* REQUIRED WORK: Which lines in the material below contain the word "이사장은"? Copy each of them.

* SOURCE MATERIAL:
-----
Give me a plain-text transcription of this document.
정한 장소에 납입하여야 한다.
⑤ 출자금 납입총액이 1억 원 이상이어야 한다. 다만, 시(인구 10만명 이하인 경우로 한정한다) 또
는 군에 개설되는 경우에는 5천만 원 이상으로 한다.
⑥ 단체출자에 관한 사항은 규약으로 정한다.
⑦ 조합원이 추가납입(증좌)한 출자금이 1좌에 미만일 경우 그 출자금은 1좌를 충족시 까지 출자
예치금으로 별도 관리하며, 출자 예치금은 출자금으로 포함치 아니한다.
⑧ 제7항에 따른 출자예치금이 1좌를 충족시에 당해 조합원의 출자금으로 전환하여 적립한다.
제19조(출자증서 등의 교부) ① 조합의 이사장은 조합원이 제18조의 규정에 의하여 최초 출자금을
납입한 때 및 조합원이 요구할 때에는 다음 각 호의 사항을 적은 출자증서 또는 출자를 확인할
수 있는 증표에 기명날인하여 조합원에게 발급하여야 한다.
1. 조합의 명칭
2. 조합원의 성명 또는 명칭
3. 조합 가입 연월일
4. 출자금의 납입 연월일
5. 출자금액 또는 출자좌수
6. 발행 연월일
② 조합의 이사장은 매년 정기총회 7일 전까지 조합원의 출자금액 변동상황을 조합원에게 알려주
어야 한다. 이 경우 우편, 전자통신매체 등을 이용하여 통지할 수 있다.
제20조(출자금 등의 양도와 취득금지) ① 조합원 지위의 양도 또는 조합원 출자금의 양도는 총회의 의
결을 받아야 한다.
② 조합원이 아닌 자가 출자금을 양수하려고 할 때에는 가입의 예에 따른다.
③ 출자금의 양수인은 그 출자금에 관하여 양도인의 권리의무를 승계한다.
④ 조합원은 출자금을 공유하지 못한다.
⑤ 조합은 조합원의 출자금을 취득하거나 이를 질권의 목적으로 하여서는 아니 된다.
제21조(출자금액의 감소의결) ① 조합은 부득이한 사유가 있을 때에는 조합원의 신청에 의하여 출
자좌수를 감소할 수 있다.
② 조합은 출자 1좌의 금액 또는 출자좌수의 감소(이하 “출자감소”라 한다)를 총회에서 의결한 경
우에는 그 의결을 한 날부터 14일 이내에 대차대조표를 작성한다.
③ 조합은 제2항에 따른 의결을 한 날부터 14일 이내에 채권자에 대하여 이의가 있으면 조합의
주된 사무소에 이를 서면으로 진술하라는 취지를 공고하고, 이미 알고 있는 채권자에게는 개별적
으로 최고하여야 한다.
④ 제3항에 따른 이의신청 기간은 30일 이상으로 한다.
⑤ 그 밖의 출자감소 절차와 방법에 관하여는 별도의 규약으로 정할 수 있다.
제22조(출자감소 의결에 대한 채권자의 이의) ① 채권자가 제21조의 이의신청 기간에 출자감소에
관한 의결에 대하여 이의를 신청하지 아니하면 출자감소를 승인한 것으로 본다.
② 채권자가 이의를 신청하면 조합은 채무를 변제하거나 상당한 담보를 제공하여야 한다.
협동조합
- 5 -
-----
* SOLUTION FOR THIS EXERCISE:
제19조(출자증서 등의 교부) ① 조합의 이사장은 조합원이 제18조의 규정에 의하여 최초 출자금을
② 조합의 이사장은 매년 정기총회 7일 전까지 조합원의 출자금액 변동상황을 조합원에게 알려주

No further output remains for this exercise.